--- Start DATASET RECORDS ---
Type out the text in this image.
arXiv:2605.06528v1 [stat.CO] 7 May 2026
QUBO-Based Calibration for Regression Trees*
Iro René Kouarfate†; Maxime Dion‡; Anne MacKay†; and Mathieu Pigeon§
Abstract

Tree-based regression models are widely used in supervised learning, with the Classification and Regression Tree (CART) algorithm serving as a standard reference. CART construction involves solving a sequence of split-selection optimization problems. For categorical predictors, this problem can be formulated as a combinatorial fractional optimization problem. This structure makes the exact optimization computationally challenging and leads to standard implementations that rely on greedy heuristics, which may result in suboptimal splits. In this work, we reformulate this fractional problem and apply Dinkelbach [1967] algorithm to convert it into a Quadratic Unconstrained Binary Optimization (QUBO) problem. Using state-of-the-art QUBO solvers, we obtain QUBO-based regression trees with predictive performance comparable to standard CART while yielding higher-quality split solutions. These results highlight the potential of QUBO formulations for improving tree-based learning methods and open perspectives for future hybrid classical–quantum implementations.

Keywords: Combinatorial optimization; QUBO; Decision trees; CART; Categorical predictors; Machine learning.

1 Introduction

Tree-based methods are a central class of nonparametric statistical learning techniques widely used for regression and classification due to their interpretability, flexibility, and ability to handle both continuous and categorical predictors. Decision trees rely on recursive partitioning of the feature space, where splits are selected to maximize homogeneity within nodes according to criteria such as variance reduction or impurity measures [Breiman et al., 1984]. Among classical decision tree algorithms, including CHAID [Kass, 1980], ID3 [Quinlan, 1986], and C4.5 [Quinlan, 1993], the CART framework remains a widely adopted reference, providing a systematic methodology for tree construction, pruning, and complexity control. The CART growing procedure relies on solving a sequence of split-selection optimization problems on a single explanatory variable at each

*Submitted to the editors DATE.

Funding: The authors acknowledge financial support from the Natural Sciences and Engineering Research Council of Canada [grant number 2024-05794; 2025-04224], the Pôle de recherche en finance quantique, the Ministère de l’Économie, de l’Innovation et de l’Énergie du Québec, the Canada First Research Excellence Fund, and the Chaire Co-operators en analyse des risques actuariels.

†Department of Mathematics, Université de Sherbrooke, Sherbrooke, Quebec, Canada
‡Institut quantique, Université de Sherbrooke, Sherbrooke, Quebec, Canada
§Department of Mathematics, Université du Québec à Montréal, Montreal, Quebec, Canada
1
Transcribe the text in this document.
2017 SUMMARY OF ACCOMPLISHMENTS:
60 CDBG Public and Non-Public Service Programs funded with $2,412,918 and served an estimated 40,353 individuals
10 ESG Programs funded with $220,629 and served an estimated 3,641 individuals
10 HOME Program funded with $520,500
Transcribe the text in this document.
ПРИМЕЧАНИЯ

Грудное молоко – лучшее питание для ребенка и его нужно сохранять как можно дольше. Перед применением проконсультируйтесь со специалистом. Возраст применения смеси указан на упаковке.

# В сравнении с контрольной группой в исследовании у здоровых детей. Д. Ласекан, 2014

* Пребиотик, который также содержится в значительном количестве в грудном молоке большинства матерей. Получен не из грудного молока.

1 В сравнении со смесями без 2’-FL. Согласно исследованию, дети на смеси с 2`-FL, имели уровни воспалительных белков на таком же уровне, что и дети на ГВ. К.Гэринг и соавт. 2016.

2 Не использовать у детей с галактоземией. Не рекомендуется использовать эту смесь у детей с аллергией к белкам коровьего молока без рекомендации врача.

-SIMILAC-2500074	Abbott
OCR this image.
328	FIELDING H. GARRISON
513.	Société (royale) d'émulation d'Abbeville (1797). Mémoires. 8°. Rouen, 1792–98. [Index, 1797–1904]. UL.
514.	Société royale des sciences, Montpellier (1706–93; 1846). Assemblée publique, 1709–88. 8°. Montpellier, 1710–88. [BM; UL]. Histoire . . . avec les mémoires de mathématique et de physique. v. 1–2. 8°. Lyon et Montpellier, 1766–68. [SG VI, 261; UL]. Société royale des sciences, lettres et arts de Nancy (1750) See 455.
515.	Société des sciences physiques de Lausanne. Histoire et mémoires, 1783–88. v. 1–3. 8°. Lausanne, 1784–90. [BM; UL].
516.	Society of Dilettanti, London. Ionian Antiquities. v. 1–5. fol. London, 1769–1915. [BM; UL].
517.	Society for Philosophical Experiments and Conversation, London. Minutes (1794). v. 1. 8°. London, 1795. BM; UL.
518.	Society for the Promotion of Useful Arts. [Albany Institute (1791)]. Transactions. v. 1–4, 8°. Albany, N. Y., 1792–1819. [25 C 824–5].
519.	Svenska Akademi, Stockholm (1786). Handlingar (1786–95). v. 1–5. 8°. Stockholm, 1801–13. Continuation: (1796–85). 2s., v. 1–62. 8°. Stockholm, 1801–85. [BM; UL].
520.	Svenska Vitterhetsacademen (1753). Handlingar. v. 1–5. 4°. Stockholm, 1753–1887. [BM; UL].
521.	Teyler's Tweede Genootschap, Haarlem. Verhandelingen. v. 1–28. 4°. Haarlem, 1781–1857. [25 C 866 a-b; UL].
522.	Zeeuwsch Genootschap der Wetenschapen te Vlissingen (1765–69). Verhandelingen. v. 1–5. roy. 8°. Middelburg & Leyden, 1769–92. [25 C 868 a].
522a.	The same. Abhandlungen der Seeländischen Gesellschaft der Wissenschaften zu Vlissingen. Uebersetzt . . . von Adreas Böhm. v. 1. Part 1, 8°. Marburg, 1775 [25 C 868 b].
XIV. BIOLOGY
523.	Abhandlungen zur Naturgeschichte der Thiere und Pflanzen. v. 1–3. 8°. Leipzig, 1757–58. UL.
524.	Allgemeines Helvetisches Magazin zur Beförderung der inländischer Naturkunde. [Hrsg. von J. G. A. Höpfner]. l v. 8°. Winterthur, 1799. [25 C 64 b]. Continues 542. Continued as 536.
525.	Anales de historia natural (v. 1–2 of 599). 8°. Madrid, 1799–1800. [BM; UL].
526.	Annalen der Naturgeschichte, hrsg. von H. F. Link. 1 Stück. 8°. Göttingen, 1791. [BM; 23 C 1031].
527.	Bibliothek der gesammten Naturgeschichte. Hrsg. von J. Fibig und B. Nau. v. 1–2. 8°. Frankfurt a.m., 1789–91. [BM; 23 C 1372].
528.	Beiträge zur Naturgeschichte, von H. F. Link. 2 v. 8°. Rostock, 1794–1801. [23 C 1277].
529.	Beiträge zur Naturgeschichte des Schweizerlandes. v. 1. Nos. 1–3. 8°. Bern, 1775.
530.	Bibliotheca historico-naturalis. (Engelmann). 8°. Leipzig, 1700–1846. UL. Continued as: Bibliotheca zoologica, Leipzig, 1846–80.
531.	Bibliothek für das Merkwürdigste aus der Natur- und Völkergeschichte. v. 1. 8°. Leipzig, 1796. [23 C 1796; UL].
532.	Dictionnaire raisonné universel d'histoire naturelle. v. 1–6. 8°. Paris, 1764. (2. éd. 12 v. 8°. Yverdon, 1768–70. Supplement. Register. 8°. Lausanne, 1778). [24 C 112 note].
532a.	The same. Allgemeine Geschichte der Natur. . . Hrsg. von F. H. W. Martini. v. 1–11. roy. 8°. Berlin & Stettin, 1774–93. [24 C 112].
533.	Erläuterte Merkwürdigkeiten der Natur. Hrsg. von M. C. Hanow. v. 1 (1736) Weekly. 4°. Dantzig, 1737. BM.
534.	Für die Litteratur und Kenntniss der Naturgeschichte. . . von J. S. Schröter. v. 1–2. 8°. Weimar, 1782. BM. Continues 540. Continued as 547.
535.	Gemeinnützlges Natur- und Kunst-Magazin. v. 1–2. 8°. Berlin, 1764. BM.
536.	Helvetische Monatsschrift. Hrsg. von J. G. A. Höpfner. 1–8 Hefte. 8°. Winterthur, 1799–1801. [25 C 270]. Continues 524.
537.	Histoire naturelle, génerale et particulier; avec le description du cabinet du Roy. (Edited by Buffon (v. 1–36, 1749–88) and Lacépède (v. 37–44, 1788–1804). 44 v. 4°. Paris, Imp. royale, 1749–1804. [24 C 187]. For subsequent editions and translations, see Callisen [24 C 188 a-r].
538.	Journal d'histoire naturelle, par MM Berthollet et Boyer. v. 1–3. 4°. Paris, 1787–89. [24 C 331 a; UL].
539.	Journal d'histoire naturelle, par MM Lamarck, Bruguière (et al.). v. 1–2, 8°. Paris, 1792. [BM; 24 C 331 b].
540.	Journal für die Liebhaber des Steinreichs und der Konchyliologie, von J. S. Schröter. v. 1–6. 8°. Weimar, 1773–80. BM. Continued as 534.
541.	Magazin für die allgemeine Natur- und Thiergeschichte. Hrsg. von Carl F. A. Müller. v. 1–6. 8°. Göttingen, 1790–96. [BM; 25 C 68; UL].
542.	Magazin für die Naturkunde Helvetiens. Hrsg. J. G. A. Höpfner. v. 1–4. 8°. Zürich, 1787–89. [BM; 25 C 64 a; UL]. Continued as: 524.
--- End DATASET RECORDS ---
• _GIVEN EXERCISE_
Find all lines where the word "Berlin" appears. Copy them.

• _OUTPUT OF THE EXERCISE_
532a.	The same. Allgemeine Geschichte der Natur. . . Hrsg. von F. H. W. Martini. v. 1–11. roy. 8°. Berlin & Stettin, 1774–93. [24 C 112].
535.	Gemeinnützlges Natur- und Kunst-Magazin. v. 1–2. 8°. Berlin, 1764. BM.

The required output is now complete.